Task details: Extract every line that contains the word "title".

Stored rows:
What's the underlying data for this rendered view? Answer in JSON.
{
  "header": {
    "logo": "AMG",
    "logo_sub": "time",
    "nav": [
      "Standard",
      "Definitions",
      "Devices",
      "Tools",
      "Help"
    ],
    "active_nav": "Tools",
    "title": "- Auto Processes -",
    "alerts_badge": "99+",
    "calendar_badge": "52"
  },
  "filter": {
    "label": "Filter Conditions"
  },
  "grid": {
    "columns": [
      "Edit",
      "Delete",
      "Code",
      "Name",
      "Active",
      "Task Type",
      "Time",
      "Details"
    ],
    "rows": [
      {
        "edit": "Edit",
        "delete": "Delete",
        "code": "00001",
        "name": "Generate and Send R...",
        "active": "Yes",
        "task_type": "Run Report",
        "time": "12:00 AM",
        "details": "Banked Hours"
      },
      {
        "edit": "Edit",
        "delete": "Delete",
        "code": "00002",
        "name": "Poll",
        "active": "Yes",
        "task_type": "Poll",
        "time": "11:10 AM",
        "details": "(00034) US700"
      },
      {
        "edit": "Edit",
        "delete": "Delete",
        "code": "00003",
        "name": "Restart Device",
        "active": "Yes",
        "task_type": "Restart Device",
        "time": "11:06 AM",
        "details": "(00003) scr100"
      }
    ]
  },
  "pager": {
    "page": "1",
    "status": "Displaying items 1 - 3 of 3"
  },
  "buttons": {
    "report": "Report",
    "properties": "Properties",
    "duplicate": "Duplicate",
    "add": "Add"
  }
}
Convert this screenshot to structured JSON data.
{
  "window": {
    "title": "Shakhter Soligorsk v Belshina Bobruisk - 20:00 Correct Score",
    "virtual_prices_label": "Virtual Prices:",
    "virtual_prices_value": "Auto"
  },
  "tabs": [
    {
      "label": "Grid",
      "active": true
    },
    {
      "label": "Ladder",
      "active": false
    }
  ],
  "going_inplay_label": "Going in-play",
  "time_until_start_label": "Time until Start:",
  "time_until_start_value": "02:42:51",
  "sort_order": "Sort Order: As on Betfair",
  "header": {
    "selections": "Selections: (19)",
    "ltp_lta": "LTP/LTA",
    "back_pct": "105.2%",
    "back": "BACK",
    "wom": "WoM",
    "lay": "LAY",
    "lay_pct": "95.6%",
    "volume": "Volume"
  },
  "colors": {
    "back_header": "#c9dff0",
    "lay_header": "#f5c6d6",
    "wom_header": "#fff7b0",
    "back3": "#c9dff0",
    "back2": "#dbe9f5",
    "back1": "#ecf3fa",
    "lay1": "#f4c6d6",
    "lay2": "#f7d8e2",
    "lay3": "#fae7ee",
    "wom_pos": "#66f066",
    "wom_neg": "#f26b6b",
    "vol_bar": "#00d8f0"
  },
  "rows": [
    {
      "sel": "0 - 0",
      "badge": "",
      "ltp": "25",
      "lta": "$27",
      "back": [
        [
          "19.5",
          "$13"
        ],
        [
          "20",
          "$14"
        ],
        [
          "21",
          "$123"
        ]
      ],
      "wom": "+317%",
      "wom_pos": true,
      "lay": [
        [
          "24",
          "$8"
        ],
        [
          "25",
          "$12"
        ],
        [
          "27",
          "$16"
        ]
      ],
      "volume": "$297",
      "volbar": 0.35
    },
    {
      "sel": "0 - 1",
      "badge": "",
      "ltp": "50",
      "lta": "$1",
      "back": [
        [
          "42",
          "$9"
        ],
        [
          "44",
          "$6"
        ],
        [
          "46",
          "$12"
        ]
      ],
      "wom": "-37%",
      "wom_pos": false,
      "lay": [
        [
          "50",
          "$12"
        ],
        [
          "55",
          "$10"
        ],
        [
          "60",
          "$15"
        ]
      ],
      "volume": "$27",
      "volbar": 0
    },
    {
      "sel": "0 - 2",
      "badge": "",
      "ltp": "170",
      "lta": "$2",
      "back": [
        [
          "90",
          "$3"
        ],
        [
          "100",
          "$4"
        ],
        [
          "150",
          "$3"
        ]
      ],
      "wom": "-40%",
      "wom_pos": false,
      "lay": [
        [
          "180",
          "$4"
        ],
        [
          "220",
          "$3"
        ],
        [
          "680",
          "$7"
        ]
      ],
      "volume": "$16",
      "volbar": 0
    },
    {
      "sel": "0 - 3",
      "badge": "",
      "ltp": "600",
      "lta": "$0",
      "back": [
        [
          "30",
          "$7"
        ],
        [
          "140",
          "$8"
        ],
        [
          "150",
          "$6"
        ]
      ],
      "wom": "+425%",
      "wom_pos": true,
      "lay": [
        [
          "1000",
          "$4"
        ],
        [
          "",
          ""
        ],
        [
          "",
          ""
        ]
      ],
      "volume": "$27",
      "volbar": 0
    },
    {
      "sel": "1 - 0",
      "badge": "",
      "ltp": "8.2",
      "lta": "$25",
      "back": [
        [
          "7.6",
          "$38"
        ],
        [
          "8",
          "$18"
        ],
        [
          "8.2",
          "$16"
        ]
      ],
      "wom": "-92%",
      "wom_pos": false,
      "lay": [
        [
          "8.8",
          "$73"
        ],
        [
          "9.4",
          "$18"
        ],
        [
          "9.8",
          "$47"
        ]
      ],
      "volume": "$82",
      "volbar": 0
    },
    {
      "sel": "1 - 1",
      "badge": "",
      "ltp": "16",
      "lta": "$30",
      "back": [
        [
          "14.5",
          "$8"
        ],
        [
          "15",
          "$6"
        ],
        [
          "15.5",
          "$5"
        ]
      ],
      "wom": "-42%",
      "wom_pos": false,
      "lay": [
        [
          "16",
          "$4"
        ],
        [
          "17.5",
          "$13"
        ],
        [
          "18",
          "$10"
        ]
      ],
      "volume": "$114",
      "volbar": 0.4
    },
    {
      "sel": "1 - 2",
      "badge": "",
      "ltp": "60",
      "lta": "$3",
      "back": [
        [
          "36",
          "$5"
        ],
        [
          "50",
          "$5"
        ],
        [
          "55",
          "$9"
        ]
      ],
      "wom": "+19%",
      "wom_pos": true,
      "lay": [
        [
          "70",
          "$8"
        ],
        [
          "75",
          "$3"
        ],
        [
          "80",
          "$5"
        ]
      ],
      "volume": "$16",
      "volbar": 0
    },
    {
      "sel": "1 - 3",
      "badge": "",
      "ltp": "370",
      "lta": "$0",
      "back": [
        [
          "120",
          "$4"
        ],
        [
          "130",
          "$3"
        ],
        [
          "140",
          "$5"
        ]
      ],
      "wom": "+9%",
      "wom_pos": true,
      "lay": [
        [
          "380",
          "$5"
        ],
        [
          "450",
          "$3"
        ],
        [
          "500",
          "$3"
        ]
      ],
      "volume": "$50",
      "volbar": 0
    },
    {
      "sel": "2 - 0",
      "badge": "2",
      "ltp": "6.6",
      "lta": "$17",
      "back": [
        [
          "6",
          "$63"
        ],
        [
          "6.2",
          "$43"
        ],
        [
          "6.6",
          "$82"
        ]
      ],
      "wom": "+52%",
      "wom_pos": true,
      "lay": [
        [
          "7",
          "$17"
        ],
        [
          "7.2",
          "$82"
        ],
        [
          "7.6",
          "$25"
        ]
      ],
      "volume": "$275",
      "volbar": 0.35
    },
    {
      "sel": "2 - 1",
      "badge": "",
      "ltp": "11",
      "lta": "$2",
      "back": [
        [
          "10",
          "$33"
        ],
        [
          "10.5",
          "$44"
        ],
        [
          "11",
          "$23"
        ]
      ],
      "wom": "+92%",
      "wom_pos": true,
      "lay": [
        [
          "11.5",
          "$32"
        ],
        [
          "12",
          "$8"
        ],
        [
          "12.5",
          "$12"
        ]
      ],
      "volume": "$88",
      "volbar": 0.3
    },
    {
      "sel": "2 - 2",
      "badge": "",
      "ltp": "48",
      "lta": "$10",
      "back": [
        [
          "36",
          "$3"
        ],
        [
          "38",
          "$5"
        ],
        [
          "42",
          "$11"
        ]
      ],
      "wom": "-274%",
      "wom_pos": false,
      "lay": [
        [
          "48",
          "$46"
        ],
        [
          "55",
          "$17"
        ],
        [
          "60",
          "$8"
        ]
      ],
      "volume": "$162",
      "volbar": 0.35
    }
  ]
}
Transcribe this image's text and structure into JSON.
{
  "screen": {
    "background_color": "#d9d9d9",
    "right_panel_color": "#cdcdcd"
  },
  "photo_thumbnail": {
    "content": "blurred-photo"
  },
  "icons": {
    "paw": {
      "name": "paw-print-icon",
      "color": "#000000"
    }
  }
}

Response below:
    "title": "- Auto Processes -",
    "title": "Shakhter Soligorsk v Belshina Bobruisk - 20:00 Correct Score",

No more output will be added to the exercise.